EXERCISE INSTRUCTIONS:
Give back the line where "Extract all the data from this chart as JSON." appears and all the lines after it until the listing ends, unchanged and with nothing else.

SOURCE MATERIAL:
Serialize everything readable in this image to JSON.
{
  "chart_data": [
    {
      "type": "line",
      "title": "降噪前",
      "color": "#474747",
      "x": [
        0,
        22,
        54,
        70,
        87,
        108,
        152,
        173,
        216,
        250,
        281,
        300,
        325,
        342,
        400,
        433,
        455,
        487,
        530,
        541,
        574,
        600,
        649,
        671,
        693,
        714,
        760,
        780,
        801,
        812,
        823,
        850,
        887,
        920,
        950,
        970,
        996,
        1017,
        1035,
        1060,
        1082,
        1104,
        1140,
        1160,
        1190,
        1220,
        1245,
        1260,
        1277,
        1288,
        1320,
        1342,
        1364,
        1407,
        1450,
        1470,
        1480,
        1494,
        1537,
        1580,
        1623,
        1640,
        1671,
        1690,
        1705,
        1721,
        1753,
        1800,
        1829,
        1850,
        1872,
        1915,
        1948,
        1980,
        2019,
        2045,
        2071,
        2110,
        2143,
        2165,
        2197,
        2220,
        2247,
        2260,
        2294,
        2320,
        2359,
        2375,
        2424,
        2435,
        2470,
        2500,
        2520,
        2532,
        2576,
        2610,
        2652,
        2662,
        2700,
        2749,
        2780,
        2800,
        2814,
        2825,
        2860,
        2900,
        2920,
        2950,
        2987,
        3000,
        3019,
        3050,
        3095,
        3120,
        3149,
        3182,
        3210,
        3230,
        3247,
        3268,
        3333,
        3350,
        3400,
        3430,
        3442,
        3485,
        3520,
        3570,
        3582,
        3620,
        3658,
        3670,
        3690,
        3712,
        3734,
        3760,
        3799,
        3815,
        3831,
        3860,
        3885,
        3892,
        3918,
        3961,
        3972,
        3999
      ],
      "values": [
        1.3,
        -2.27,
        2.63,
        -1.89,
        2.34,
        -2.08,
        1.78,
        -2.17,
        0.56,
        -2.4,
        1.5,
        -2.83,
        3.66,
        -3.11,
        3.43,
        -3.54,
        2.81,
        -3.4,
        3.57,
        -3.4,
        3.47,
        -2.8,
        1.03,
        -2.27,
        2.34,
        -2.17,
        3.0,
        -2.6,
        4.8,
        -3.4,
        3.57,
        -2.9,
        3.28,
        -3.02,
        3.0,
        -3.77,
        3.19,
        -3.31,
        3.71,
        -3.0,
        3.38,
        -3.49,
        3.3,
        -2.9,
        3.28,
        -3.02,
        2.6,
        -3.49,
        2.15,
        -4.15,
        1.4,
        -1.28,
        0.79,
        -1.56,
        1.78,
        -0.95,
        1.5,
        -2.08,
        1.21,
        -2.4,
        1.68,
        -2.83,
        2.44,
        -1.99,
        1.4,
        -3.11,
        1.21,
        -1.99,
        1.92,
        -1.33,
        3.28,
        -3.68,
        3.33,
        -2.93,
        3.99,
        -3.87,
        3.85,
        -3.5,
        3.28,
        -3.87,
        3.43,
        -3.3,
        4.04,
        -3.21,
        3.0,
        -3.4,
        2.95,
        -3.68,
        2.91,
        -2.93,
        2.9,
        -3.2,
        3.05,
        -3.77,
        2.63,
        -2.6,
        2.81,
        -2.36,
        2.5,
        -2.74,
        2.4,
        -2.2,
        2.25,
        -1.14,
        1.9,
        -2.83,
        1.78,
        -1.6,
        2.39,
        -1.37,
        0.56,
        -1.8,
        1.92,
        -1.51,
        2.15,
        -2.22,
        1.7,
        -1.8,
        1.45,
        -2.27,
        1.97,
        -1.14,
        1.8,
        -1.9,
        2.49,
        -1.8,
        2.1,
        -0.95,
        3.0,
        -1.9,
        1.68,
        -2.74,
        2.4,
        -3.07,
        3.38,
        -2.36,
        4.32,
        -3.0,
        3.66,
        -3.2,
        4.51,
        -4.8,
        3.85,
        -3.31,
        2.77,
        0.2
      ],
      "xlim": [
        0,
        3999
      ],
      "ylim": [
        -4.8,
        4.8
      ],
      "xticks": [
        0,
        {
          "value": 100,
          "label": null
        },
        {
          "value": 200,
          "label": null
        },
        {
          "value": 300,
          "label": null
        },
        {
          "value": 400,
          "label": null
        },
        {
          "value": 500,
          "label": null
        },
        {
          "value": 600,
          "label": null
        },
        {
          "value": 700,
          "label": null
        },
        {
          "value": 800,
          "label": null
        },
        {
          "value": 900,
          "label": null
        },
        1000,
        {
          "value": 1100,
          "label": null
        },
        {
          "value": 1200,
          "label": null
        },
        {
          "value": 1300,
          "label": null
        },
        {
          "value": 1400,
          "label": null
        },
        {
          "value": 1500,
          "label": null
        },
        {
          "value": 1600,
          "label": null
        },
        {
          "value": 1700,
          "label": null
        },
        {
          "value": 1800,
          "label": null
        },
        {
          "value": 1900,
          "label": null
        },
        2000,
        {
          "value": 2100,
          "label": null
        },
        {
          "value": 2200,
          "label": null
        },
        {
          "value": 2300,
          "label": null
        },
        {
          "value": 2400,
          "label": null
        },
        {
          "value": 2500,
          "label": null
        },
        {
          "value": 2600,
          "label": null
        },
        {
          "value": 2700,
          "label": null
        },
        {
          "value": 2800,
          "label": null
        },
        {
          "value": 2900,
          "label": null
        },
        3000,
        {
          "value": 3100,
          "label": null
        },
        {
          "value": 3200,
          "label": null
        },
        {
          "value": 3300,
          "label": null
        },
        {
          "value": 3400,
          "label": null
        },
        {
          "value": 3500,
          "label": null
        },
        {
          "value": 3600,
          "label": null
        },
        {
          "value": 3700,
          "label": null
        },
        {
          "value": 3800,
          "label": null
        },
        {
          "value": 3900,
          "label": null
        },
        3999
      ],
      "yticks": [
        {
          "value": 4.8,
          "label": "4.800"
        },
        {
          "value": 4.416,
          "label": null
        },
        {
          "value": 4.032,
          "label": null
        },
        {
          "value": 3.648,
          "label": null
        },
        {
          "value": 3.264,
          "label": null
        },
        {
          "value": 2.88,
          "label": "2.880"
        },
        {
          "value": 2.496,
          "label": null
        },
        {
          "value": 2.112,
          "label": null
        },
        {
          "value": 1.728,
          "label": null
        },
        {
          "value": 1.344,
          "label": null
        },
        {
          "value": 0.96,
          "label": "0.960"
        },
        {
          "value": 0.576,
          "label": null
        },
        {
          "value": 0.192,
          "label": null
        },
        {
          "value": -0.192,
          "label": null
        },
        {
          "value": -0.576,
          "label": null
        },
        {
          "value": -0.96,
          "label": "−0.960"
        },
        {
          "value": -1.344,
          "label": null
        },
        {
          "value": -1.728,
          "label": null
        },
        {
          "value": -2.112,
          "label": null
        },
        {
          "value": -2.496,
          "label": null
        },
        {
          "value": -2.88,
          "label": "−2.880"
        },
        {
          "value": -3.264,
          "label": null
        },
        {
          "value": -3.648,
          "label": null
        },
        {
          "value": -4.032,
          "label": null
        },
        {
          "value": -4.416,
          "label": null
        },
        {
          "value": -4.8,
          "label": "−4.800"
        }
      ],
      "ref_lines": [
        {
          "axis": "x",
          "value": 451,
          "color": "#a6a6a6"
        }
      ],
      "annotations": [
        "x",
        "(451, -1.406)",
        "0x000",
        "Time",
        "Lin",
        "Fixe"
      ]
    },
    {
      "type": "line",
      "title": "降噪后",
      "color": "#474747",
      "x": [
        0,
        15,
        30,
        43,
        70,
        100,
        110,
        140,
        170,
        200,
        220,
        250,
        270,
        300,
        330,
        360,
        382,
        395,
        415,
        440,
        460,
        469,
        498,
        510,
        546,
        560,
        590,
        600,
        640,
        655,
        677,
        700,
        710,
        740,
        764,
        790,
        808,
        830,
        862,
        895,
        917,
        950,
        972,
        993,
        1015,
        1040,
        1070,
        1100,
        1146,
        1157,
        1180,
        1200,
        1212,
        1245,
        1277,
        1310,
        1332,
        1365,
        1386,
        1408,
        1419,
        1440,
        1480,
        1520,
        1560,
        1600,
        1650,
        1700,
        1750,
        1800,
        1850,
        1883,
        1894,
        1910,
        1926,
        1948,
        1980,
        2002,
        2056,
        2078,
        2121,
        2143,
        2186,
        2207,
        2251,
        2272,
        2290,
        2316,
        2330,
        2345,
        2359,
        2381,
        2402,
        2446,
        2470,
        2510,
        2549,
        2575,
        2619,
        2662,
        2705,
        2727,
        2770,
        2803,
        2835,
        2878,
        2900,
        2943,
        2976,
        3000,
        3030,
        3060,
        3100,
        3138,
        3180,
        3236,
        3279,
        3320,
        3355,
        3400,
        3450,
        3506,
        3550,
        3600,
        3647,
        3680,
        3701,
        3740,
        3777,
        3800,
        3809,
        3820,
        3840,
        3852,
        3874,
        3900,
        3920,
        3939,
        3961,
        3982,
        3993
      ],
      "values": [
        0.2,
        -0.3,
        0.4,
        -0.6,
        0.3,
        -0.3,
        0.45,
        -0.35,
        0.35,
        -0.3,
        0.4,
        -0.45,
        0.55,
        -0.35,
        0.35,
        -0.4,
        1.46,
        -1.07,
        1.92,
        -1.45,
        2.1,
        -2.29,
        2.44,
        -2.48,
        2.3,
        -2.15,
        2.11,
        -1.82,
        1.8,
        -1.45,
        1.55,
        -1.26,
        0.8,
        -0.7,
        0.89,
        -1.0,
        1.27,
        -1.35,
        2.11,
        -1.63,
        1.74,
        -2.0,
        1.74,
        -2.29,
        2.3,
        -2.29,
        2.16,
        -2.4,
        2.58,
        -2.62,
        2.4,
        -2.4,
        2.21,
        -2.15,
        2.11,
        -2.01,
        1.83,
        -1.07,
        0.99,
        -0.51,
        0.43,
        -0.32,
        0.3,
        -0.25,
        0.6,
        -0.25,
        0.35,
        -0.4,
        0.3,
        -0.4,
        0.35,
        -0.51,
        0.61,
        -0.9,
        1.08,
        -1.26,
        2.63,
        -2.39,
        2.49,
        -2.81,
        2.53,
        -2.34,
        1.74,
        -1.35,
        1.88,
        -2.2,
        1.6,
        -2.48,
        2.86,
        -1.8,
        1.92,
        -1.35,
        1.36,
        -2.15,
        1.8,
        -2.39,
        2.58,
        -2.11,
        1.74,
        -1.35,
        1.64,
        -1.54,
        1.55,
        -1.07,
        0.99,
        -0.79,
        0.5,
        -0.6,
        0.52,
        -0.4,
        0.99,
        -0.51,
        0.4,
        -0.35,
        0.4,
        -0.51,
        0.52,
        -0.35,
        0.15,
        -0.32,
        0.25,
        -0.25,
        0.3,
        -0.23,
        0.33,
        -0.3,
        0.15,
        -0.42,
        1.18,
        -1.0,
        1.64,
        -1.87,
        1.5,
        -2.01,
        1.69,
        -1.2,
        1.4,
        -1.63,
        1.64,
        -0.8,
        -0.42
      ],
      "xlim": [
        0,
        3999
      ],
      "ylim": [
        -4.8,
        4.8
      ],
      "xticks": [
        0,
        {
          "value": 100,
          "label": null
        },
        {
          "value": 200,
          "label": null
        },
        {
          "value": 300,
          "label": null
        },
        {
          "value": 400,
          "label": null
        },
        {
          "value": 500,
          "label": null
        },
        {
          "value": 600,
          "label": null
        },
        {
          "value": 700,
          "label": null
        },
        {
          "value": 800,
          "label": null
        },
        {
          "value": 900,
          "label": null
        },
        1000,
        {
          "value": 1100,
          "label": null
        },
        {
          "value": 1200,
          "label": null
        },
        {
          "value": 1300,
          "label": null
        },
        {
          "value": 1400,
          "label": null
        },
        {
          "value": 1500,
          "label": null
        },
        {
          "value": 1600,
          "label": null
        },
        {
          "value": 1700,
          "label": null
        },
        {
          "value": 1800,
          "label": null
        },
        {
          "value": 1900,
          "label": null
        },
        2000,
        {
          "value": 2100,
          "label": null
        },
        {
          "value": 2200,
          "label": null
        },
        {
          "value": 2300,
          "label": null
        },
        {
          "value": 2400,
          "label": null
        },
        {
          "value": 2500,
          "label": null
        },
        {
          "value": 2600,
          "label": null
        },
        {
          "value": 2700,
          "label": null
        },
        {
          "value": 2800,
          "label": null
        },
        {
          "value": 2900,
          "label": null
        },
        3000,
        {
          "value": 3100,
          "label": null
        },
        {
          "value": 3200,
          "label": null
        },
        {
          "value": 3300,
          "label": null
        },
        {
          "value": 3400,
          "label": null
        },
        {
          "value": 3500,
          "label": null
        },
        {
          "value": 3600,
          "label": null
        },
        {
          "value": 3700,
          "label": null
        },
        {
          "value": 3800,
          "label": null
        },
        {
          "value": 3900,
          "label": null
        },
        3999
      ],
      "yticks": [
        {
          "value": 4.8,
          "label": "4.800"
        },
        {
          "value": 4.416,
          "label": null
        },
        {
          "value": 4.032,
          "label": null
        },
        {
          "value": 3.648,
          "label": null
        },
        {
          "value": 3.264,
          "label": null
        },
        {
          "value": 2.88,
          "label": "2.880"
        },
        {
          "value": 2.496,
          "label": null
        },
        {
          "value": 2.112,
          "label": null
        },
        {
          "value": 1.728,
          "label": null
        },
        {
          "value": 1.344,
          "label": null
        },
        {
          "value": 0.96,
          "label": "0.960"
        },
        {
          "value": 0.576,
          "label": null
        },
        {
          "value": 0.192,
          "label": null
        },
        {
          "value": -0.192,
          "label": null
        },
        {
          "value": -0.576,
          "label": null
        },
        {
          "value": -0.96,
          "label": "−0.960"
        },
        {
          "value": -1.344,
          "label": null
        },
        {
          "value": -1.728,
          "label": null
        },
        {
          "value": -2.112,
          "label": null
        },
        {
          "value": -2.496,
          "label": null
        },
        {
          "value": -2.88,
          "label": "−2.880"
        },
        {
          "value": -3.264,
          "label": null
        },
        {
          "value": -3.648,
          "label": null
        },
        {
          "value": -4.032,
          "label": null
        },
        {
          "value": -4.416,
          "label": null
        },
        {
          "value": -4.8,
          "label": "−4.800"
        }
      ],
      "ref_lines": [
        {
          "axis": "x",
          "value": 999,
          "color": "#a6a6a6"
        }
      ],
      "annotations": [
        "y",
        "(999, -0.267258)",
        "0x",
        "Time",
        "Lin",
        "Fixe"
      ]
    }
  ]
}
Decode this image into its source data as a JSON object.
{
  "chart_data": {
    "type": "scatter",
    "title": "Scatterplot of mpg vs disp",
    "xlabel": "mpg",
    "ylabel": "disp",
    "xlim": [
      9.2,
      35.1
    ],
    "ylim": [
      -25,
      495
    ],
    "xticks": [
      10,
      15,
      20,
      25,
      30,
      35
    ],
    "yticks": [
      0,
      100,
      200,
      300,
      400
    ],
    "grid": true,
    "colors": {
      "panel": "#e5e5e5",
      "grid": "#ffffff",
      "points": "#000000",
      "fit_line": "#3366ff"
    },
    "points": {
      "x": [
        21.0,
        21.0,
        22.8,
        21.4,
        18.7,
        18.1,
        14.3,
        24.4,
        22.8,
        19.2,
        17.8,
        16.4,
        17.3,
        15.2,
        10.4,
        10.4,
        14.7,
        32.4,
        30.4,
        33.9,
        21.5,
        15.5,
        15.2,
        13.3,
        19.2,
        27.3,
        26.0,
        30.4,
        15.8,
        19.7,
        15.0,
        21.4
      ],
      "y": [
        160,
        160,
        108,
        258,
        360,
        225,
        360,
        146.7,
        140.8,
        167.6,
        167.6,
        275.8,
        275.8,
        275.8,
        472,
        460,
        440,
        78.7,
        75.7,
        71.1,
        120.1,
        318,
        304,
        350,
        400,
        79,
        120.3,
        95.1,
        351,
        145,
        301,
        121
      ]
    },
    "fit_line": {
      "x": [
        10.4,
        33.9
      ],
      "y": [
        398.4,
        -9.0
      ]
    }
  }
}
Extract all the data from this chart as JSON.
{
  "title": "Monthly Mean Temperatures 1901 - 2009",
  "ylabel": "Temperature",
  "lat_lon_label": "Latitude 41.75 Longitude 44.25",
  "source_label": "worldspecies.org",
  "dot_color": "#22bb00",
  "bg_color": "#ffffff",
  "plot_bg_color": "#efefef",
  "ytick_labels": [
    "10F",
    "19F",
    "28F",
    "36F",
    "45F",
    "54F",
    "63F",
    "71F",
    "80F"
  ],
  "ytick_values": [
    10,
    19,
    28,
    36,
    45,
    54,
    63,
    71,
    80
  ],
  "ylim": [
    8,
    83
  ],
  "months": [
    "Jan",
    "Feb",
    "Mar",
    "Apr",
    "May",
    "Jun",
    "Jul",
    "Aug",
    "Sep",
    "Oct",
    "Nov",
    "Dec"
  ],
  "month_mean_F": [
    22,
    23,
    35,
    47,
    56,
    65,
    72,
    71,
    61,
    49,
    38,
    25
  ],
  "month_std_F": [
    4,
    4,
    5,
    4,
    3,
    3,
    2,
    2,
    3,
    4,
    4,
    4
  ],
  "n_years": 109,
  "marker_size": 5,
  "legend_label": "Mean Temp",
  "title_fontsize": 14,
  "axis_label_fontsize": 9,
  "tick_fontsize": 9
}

RESULT FOR THIS EXERCISE:
Extract all the data from this chart as JSON.
{
  "title": "Monthly Mean Temperatures 1901 - 2009",
  "ylabel": "Temperature",
  "lat_lon_label": "Latitude 41.75 Longitude 44.25",
  "source_label": "worldspecies.org",
  "dot_color": "#22bb00",
  "bg_color": "#ffffff",
  "plot_bg_color": "#efefef",
  "ytick_labels": [
    "10F",
    "19F",
    "28F",
    "36F",
    "45F",
    "54F",
    "63F",
    "71F",
    "80F"
  ],
  "ytick_values": [
    10,
    19,
    28,
    36,
    45,
    54,
    63,
    71,
    80
  ],
  "ylim": [
    8,
    83
  ],
  "months": [
    "Jan",
    "Feb",
    "Mar",
    "Apr",
    "May",
    "Jun",
    "Jul",
    "Aug",
    "Sep",
    "Oct",
    "Nov",
    "Dec"
  ],
  "month_mean_F": [
    22,
    23,
    35,
    47,
    56,
    65,
    72,
    71,
    61,
    49,
    38,
    25
  ],
  "month_std_F": [
    4,
    4,
    5,
    4,
    3,
    3,
    2,
    2,
    3,
    4,
    4,
    4
  ],
  "n_years": 109,
  "marker_size": 5,
  "legend_label": "Mean Temp",
  "title_fontsize": 14,
  "axis_label_fontsize": 9,
  "tick_fontsize": 9
}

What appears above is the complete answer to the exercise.